Exercise goal: Pictures do not belong in the copy; transcribe everything else in the records exactly.
========================================
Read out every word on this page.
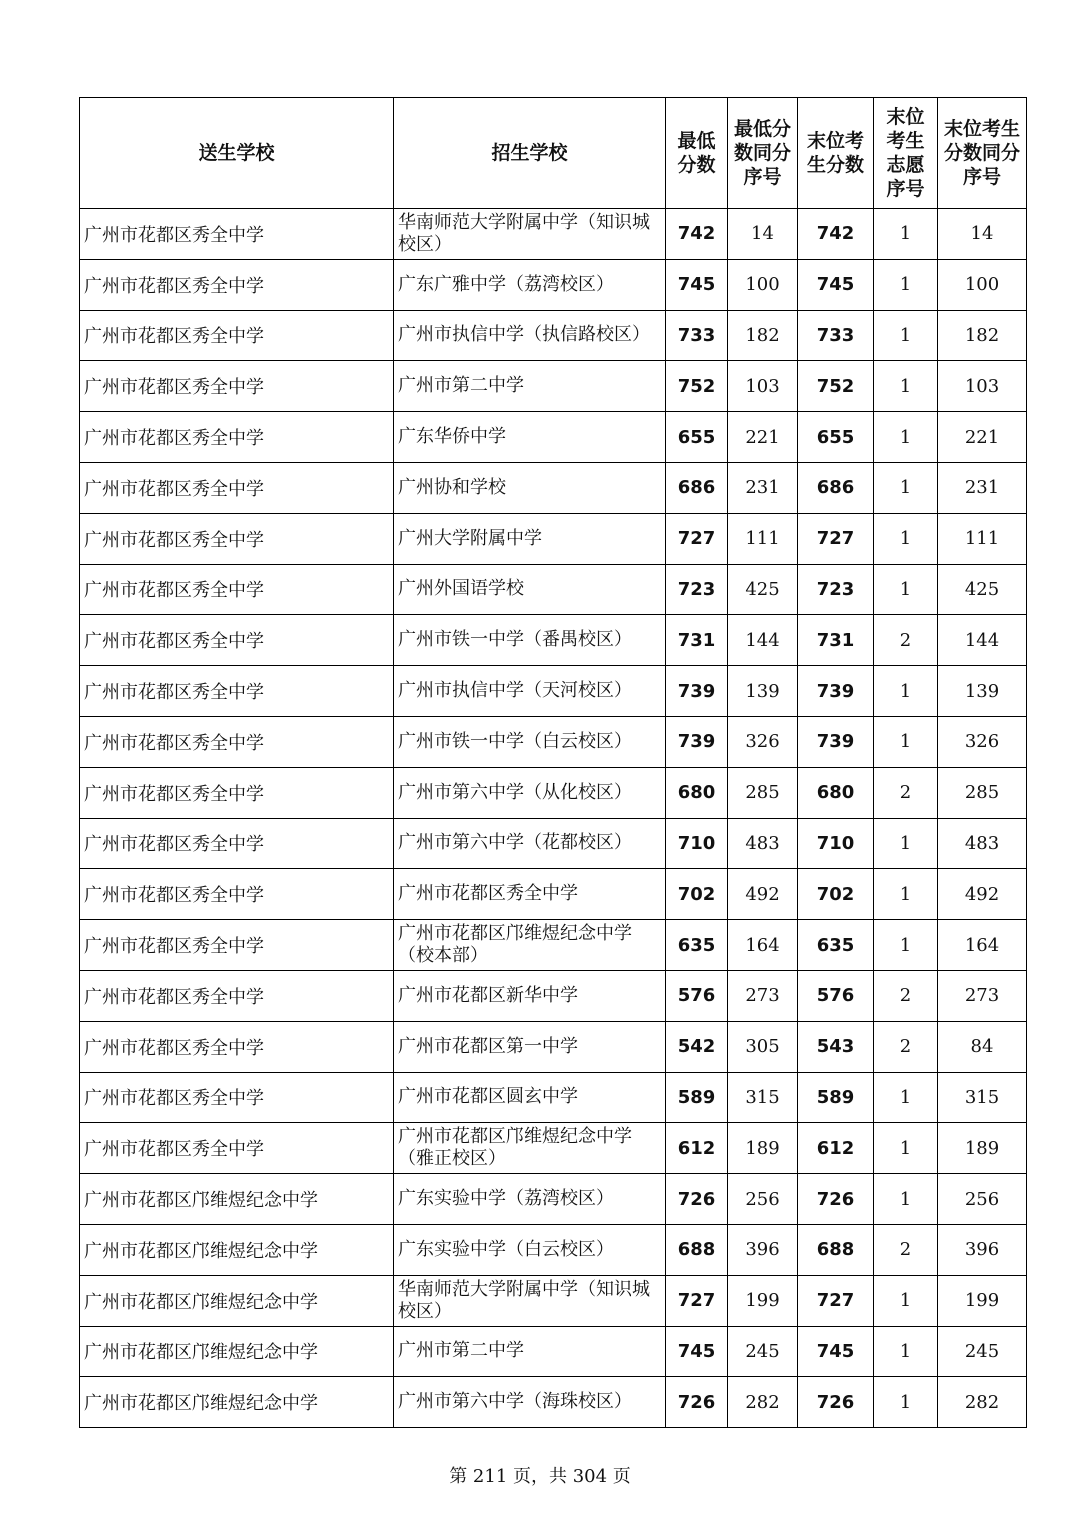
送生学校	招生学校	最低分数	最低分数同分序号	末位考生分数	末位考生志愿序号	末位考生分数同分序号

广州市花都区秀全中学	华南师范大学附属中学（知识城校区）	742	14	742	1	14
广州市花都区秀全中学	广东广雅中学（荔湾校区）	745	100	745	1	100
广州市花都区秀全中学	广州市执信中学（执信路校区）	733	182	733	1	182
广州市花都区秀全中学	广州市第二中学	752	103	752	1	103
广州市花都区秀全中学	广东华侨中学	655	221	655	1	221
广州市花都区秀全中学	广州协和学校	686	231	686	1	231
广州市花都区秀全中学	广州大学附属中学	727	111	727	1	111
广州市花都区秀全中学	广州外国语学校	723	425	723	1	425
广州市花都区秀全中学	广州市铁一中学（番禺校区）	731	144	731	2	144
广州市花都区秀全中学	广州市执信中学（天河校区）	739	139	739	1	139
广州市花都区秀全中学	广州市铁一中学（白云校区）	739	326	739	1	326
广州市花都区秀全中学	广州市第六中学（从化校区）	680	285	680	2	285
广州市花都区秀全中学	广州市第六中学（花都校区）	710	483	710	1	483
广州市花都区秀全中学	广州市花都区秀全中学	702	492	702	1	492
广州市花都区秀全中学	广州市花都区邝维煜纪念中学（校本部）	635	164	635	1	164
广州市花都区秀全中学	广州市花都区新华中学	576	273	576	2	273
广州市花都区秀全中学	广州市花都区第一中学	542	305	543	2	84
广州市花都区秀全中学	广州市花都区圆玄中学	589	315	589	1	315
广州市花都区秀全中学	广州市花都区邝维煜纪念中学（雅正校区）	612	189	612	1	189
广州市花都区邝维煜纪念中学	广东实验中学（荔湾校区）	726	256	726	1	256
广州市花都区邝维煜纪念中学	广东实验中学（白云校区）	688	396	688	2	396
广州市花都区邝维煜纪念中学	华南师范大学附属中学（知识城校区）	727	199	727	1	199
广州市花都区邝维煜纪念中学	广州市第二中学	745	245	745	1	245
广州市花都区邝维煜纪念中学	广州市第六中学（海珠校区）	726	282	726	1	282
第 211 页，共 304 页
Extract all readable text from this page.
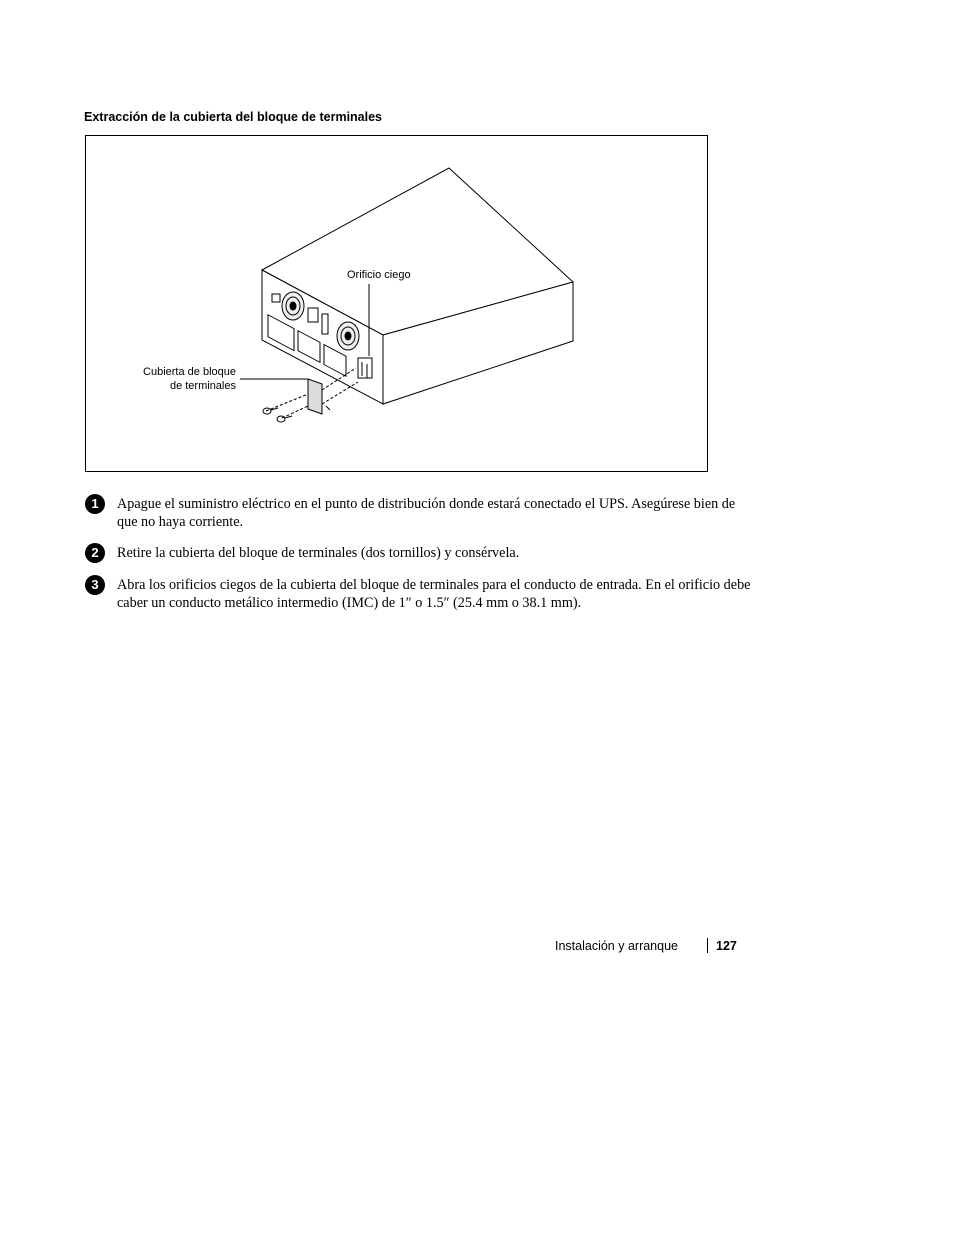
Extracción de la cubierta del bloque de terminales
Orificio ciego
Cubierta de bloque
de terminales
1	Apague el suministro eléctrico en el punto de distribución donde estará conectado el UPS. Asegúrese bien de que no haya corriente.
2	Retire la cubierta del bloque de terminales (dos tornillos) y consérvela.
3	Abra los orificios ciegos de la cubierta del bloque de terminales para el conducto de entrada. En el orificio debe caber un conducto metálico intermedio (IMC) de 1″ o 1.5″ (25.4 mm o 38.1 mm).
Instalación y arranque	127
========================================
Exercise output:
Read out every word on this page.
送生学校	招生学校	最低分数	最低分数同分序号	末位考生分数	末位考生志愿序号	末位考生分数同分序号

广州市花都区秀全中学	华南师范大学附属中学（知识城校区）	742	14	742	1	14
广州市花都区秀全中学	广东广雅中学（荔湾校区）	745	100	745	1	100
广州市花都区秀全中学	广州市执信中学（执信路校区）	733	182	733	1	182
广州市花都区秀全中学	广州市第二中学	752	103	752	1	103
广州市花都区秀全中学	广东华侨中学	655	221	655	1	221
广州市花都区秀全中学	广州协和学校	686	231	686	1	231
广州市花都区秀全中学	广州大学附属中学	727	111	727	1	111
广州市花都区秀全中学	广州外国语学校	723	425	723	1	425
广州市花都区秀全中学	广州市铁一中学（番禺校区）	731	144	731	2	144
广州市花都区秀全中学	广州市执信中学（天河校区）	739	139	739	1	139
广州市花都区秀全中学	广州市铁一中学（白云校区）	739	326	739	1	326
广州市花都区秀全中学	广州市第六中学（从化校区）	680	285	680	2	285
广州市花都区秀全中学	广州市第六中学（花都校区）	710	483	710	1	483
广州市花都区秀全中学	广州市花都区秀全中学	702	492	702	1	492
广州市花都区秀全中学	广州市花都区邝维煜纪念中学（校本部）	635	164	635	1	164
广州市花都区秀全中学	广州市花都区新华中学	576	273	576	2	273
广州市花都区秀全中学	广州市花都区第一中学	542	305	543	2	84
广州市花都区秀全中学	广州市花都区圆玄中学	589	315	589	1	315
广州市花都区秀全中学	广州市花都区邝维煜纪念中学（雅正校区）	612	189	612	1	189
广州市花都区邝维煜纪念中学	广东实验中学（荔湾校区）	726	256	726	1	256
广州市花都区邝维煜纪念中学	广东实验中学（白云校区）	688	396	688	2	396
广州市花都区邝维煜纪念中学	华南师范大学附属中学（知识城校区）	727	199	727	1	199
广州市花都区邝维煜纪念中学	广州市第二中学	745	245	745	1	245
广州市花都区邝维煜纪念中学	广州市第六中学（海珠校区）	726	282	726	1	282
第 211 页，共 304 页
Extract all readable text from this page.
Extracción de la cubierta del bloque de terminales
Orificio ciego
Cubierta de bloque
de terminales
1	Apague el suministro eléctrico en el punto de distribución donde estará conectado el UPS. Asegúrese bien de que no haya corriente.
2	Retire la cubierta del bloque de terminales (dos tornillos) y consérvela.
3	Abra los orificios ciegos de la cubierta del bloque de terminales para el conducto de entrada. En el orificio debe caber un conducto metálico intermedio (IMC) de 1″ o 1.5″ (25.4 mm o 38.1 mm).
Instalación y arranque	127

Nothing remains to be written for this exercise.